PROBLEM: The response must contain every line below in which "this" appears.

Excerpts from a figure dataset
_____
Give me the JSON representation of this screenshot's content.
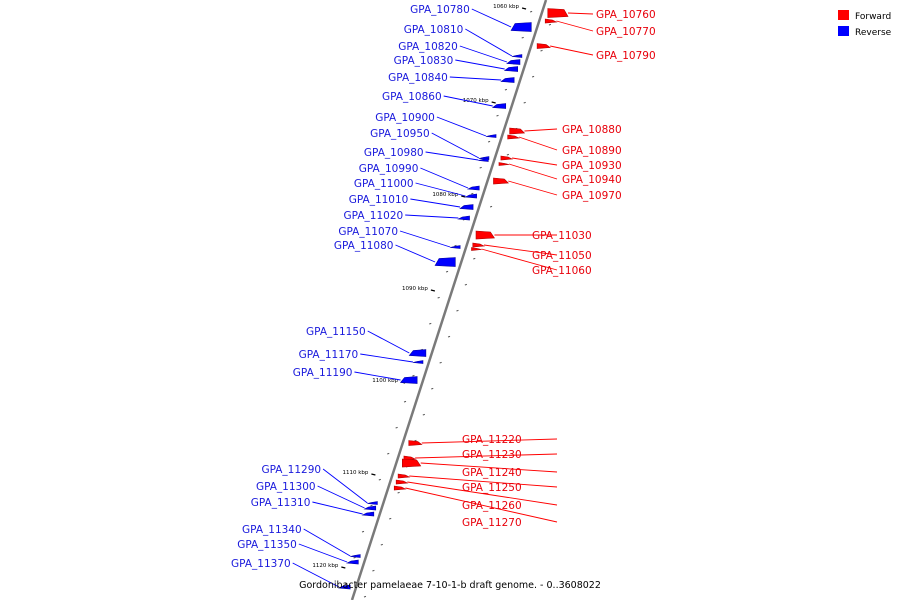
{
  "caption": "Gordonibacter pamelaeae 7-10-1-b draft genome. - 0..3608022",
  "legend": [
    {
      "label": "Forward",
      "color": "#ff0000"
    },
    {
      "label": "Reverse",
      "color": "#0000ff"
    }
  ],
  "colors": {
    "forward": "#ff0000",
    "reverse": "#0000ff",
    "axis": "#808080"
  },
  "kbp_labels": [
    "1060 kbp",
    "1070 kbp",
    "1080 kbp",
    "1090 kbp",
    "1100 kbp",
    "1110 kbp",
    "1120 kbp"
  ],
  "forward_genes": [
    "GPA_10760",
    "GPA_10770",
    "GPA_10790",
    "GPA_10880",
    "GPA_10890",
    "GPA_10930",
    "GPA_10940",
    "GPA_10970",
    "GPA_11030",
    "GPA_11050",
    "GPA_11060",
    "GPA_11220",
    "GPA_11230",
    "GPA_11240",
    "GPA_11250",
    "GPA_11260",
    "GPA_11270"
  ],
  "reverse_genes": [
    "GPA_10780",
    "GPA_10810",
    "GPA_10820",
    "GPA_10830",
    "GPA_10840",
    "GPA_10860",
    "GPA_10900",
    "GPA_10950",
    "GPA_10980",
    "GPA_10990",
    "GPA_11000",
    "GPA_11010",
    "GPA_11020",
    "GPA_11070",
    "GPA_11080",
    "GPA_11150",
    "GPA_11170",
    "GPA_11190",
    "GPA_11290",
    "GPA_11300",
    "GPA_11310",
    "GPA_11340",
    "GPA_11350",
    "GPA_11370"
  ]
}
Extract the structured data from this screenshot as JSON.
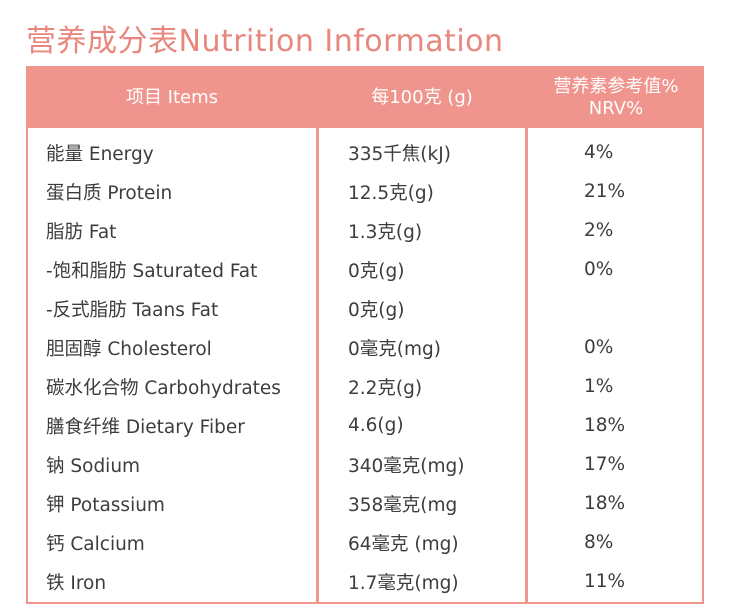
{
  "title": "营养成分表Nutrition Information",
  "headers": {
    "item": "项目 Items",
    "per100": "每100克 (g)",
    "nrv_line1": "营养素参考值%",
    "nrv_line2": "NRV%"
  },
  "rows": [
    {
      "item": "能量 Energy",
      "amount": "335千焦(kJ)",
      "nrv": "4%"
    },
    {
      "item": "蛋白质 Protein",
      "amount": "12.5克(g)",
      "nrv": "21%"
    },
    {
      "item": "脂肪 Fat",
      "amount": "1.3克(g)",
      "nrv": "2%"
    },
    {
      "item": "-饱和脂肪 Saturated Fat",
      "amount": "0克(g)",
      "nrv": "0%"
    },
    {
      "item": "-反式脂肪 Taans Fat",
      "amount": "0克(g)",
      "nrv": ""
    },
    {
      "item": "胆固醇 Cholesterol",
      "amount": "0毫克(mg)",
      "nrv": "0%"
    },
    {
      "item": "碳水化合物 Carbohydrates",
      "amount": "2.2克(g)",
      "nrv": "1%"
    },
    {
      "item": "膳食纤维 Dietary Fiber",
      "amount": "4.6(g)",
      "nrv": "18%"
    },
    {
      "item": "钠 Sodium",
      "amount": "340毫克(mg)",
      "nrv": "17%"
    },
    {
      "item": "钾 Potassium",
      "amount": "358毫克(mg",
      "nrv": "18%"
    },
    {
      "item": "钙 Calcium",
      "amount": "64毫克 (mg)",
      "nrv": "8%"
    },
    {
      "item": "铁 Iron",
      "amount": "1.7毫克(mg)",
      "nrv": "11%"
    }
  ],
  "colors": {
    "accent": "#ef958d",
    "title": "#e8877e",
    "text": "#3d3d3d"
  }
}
_____
WRITTEN SOLUTION:
Give me the JSON representation of this screenshot's content.
Extract the structured data from this screenshot as JSON.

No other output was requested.